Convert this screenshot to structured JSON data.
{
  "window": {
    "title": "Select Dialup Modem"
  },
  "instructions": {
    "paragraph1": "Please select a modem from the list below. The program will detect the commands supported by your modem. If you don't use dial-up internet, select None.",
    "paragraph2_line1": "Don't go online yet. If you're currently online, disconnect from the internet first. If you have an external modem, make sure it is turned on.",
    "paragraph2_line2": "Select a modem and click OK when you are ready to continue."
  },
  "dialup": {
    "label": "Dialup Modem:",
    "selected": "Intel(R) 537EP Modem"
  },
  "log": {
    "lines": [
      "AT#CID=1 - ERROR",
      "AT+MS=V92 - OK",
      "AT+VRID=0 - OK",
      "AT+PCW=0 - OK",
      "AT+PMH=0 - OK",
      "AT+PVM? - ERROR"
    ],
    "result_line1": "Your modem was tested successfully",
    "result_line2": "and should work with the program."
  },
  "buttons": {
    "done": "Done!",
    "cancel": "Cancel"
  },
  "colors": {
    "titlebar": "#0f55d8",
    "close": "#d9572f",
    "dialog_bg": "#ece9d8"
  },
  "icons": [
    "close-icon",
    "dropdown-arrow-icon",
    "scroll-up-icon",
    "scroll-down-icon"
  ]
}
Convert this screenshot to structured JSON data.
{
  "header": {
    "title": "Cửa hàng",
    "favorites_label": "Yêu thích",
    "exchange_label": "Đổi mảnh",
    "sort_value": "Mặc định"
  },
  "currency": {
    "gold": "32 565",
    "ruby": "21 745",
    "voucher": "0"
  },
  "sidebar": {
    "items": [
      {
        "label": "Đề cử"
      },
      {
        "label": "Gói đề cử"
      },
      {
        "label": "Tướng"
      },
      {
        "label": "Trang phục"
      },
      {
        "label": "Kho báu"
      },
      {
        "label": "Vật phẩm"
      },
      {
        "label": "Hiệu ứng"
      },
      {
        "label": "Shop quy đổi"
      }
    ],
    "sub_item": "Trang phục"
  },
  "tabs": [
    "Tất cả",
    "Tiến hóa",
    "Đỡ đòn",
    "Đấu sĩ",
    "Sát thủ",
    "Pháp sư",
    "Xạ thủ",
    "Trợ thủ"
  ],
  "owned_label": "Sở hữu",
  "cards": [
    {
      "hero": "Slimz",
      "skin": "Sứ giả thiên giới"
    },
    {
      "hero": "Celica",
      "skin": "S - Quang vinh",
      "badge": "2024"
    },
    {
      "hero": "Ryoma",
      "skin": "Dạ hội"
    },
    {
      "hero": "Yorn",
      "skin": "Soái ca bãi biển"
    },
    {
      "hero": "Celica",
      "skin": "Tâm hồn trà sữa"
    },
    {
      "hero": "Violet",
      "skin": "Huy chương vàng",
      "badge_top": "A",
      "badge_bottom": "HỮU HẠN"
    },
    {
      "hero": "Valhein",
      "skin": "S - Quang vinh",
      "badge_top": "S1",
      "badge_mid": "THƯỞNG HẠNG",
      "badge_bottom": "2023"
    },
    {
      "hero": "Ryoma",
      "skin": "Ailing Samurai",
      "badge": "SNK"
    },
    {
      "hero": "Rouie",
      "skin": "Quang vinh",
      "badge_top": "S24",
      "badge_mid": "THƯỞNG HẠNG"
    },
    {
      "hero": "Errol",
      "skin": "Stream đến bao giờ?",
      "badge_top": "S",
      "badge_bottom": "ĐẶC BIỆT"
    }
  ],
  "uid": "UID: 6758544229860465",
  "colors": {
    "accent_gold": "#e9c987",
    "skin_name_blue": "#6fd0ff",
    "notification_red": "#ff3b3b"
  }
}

◇ ◇ ◇ ◇ ◇

## Written exercise
Please give back all of the records exactly as written.

## Solution
Convert this screenshot to structured JSON data.
{
  "window": {
    "title": "Select Dialup Modem"
  },
  "instructions": {
    "paragraph1": "Please select a modem from the list below. The program will detect the commands supported by your modem. If you don't use dial-up internet, select None.",
    "paragraph2_line1": "Don't go online yet. If you're currently online, disconnect from the internet first. If you have an external modem, make sure it is turned on.",
    "paragraph2_line2": "Select a modem and click OK when you are ready to continue."
  },
  "dialup": {
    "label": "Dialup Modem:",
    "selected": "Intel(R) 537EP Modem"
  },
  "log": {
    "lines": [
      "AT#CID=1 - ERROR",
      "AT+MS=V92 - OK",
      "AT+VRID=0 - OK",
      "AT+PCW=0 - OK",
      "AT+PMH=0 - OK",
      "AT+PVM? - ERROR"
    ],
    "result_line1": "Your modem was tested successfully",
    "result_line2": "and should work with the program."
  },
  "buttons": {
    "done": "Done!",
    "cancel": "Cancel"
  },
  "colors": {
    "titlebar": "#0f55d8",
    "close": "#d9572f",
    "dialog_bg": "#ece9d8"
  },
  "icons": [
    "close-icon",
    "dropdown-arrow-icon",
    "scroll-up-icon",
    "scroll-down-icon"
  ]
}
Convert this screenshot to structured JSON data.
{
  "header": {
    "title": "Cửa hàng",
    "favorites_label": "Yêu thích",
    "exchange_label": "Đổi mảnh",
    "sort_value": "Mặc định"
  },
  "currency": {
    "gold": "32 565",
    "ruby": "21 745",
    "voucher": "0"
  },
  "sidebar": {
    "items": [
      {
        "label": "Đề cử"
      },
      {
        "label": "Gói đề cử"
      },
      {
        "label": "Tướng"
      },
      {
        "label": "Trang phục"
      },
      {
        "label": "Kho báu"
      },
      {
        "label": "Vật phẩm"
      },
      {
        "label": "Hiệu ứng"
      },
      {
        "label": "Shop quy đổi"
      }
    ],
    "sub_item": "Trang phục"
  },
  "tabs": [
    "Tất cả",
    "Tiến hóa",
    "Đỡ đòn",
    "Đấu sĩ",
    "Sát thủ",
    "Pháp sư",
    "Xạ thủ",
    "Trợ thủ"
  ],
  "owned_label": "Sở hữu",
  "cards": [
    {
      "hero": "Slimz",
      "skin": "Sứ giả thiên giới"
    },
    {
      "hero": "Celica",
      "skin": "S - Quang vinh",
      "badge": "2024"
    },
    {
      "hero": "Ryoma",
      "skin": "Dạ hội"
    },
    {
      "hero": "Yorn",
      "skin": "Soái ca bãi biển"
    },
    {
      "hero": "Celica",
      "skin": "Tâm hồn trà sữa"
    },
    {
      "hero": "Violet",
      "skin": "Huy chương vàng",
      "badge_top": "A",
      "badge_bottom": "HỮU HẠN"
    },
    {
      "hero": "Valhein",
      "skin": "S - Quang vinh",
      "badge_top": "S1",
      "badge_mid": "THƯỞNG HẠNG",
      "badge_bottom": "2023"
    },
    {
      "hero": "Ryoma",
      "skin": "Ailing Samurai",
      "badge": "SNK"
    },
    {
      "hero": "Rouie",
      "skin": "Quang vinh",
      "badge_top": "S24",
      "badge_mid": "THƯỞNG HẠNG"
    },
    {
      "hero": "Errol",
      "skin": "Stream đến bao giờ?",
      "badge_top": "S",
      "badge_bottom": "ĐẶC BIỆT"
    }
  ],
  "uid": "UID: 6758544229860465",
  "colors": {
    "accent_gold": "#e9c987",
    "skin_name_blue": "#6fd0ff",
    "notification_red": "#ff3b3b"
  }
}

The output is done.